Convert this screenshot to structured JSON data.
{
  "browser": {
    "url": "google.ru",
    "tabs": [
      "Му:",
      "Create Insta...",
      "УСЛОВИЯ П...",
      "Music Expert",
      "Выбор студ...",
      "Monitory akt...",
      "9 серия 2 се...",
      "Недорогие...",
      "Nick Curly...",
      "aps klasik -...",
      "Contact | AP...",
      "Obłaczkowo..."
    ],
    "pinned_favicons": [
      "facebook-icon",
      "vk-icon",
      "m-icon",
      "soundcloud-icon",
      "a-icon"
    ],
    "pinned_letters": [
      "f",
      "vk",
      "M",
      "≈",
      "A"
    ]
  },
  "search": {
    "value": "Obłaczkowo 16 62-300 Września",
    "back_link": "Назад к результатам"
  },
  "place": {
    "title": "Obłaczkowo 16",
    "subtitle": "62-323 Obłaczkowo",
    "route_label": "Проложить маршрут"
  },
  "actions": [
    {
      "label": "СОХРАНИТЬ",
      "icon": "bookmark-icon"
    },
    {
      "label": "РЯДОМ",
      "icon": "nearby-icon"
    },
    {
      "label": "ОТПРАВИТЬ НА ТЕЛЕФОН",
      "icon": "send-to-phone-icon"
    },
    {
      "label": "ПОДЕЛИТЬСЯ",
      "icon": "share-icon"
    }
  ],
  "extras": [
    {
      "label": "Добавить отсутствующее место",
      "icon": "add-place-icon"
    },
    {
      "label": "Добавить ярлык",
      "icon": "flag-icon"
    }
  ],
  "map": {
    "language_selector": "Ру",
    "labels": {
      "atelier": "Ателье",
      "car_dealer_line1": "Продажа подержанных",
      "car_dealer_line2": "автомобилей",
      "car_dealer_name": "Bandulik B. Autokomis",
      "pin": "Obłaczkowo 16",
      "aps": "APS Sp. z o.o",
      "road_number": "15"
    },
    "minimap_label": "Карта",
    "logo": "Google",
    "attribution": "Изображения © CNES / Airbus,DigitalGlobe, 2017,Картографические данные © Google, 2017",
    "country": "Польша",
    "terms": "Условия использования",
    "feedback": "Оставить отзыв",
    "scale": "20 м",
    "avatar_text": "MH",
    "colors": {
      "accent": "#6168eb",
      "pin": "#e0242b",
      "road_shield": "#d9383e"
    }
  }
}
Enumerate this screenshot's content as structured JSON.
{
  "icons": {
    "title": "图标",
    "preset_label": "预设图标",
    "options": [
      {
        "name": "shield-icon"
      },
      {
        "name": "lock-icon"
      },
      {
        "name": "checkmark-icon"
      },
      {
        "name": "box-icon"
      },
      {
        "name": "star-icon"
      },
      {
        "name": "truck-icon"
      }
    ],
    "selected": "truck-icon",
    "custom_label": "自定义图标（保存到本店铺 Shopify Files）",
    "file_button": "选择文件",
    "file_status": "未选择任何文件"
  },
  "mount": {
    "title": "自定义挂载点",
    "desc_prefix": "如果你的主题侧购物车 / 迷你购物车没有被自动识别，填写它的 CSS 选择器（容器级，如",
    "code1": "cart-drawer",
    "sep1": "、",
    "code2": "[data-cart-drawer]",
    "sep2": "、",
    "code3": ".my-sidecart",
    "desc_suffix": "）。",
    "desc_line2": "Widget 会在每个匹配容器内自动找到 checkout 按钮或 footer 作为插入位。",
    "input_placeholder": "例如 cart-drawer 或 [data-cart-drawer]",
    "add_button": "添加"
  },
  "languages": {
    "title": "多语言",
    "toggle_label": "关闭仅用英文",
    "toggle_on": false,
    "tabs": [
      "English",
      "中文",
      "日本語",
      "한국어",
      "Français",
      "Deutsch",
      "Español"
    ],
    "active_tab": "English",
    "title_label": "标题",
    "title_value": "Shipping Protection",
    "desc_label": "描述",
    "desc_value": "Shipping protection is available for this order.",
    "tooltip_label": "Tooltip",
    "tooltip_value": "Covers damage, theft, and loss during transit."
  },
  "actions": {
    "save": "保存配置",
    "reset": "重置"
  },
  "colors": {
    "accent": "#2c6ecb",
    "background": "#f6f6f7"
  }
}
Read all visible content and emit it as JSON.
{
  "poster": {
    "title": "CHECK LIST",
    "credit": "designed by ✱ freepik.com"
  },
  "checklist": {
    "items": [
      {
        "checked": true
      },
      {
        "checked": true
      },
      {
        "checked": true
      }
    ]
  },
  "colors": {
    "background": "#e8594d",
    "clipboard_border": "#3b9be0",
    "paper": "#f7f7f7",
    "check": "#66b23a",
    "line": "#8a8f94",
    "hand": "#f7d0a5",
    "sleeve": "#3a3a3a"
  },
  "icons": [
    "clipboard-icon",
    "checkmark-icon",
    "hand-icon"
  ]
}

____

**WORK TO DO**
Produce an exact copy of the whole listing.

**SOLUTION TO THE EXERCISE**
Convert this screenshot to structured JSON data.
{
  "browser": {
    "url": "google.ru",
    "tabs": [
      "Му:",
      "Create Insta...",
      "УСЛОВИЯ П...",
      "Music Expert",
      "Выбор студ...",
      "Monitory akt...",
      "9 серия 2 се...",
      "Недорогие...",
      "Nick Curly...",
      "aps klasik -...",
      "Contact | AP...",
      "Obłaczkowo..."
    ],
    "pinned_favicons": [
      "facebook-icon",
      "vk-icon",
      "m-icon",
      "soundcloud-icon",
      "a-icon"
    ],
    "pinned_letters": [
      "f",
      "vk",
      "M",
      "≈",
      "A"
    ]
  },
  "search": {
    "value": "Obłaczkowo 16 62-300 Września",
    "back_link": "Назад к результатам"
  },
  "place": {
    "title": "Obłaczkowo 16",
    "subtitle": "62-323 Obłaczkowo",
    "route_label": "Проложить маршрут"
  },
  "actions": [
    {
      "label": "СОХРАНИТЬ",
      "icon": "bookmark-icon"
    },
    {
      "label": "РЯДОМ",
      "icon": "nearby-icon"
    },
    {
      "label": "ОТПРАВИТЬ НА ТЕЛЕФОН",
      "icon": "send-to-phone-icon"
    },
    {
      "label": "ПОДЕЛИТЬСЯ",
      "icon": "share-icon"
    }
  ],
  "extras": [
    {
      "label": "Добавить отсутствующее место",
      "icon": "add-place-icon"
    },
    {
      "label": "Добавить ярлык",
      "icon": "flag-icon"
    }
  ],
  "map": {
    "language_selector": "Ру",
    "labels": {
      "atelier": "Ателье",
      "car_dealer_line1": "Продажа подержанных",
      "car_dealer_line2": "автомобилей",
      "car_dealer_name": "Bandulik B. Autokomis",
      "pin": "Obłaczkowo 16",
      "aps": "APS Sp. z o.o",
      "road_number": "15"
    },
    "minimap_label": "Карта",
    "logo": "Google",
    "attribution": "Изображения © CNES / Airbus,DigitalGlobe, 2017,Картографические данные © Google, 2017",
    "country": "Польша",
    "terms": "Условия использования",
    "feedback": "Оставить отзыв",
    "scale": "20 м",
    "avatar_text": "MH",
    "colors": {
      "accent": "#6168eb",
      "pin": "#e0242b",
      "road_shield": "#d9383e"
    }
  }
}
Enumerate this screenshot's content as structured JSON.
{
  "icons": {
    "title": "图标",
    "preset_label": "预设图标",
    "options": [
      {
        "name": "shield-icon"
      },
      {
        "name": "lock-icon"
      },
      {
        "name": "checkmark-icon"
      },
      {
        "name": "box-icon"
      },
      {
        "name": "star-icon"
      },
      {
        "name": "truck-icon"
      }
    ],
    "selected": "truck-icon",
    "custom_label": "自定义图标（保存到本店铺 Shopify Files）",
    "file_button": "选择文件",
    "file_status": "未选择任何文件"
  },
  "mount": {
    "title": "自定义挂载点",
    "desc_prefix": "如果你的主题侧购物车 / 迷你购物车没有被自动识别，填写它的 CSS 选择器（容器级，如",
    "code1": "cart-drawer",
    "sep1": "、",
    "code2": "[data-cart-drawer]",
    "sep2": "、",
    "code3": ".my-sidecart",
    "desc_suffix": "）。",
    "desc_line2": "Widget 会在每个匹配容器内自动找到 checkout 按钮或 footer 作为插入位。",
    "input_placeholder": "例如 cart-drawer 或 [data-cart-drawer]",
    "add_button": "添加"
  },
  "languages": {
    "title": "多语言",
    "toggle_label": "关闭仅用英文",
    "toggle_on": false,
    "tabs": [
      "English",
      "中文",
      "日本語",
      "한국어",
      "Français",
      "Deutsch",
      "Español"
    ],
    "active_tab": "English",
    "title_label": "标题",
    "title_value": "Shipping Protection",
    "desc_label": "描述",
    "desc_value": "Shipping protection is available for this order.",
    "tooltip_label": "Tooltip",
    "tooltip_value": "Covers damage, theft, and loss during transit."
  },
  "actions": {
    "save": "保存配置",
    "reset": "重置"
  },
  "colors": {
    "accent": "#2c6ecb",
    "background": "#f6f6f7"
  }
}
Read all visible content and emit it as JSON.
{
  "poster": {
    "title": "CHECK LIST",
    "credit": "designed by ✱ freepik.com"
  },
  "checklist": {
    "items": [
      {
        "checked": true
      },
      {
        "checked": true
      },
      {
        "checked": true
      }
    ]
  },
  "colors": {
    "background": "#e8594d",
    "clipboard_border": "#3b9be0",
    "paper": "#f7f7f7",
    "check": "#66b23a",
    "line": "#8a8f94",
    "hand": "#f7d0a5",
    "sleeve": "#3a3a3a"
  },
  "icons": [
    "clipboard-icon",
    "checkmark-icon",
    "hand-icon"
  ]
}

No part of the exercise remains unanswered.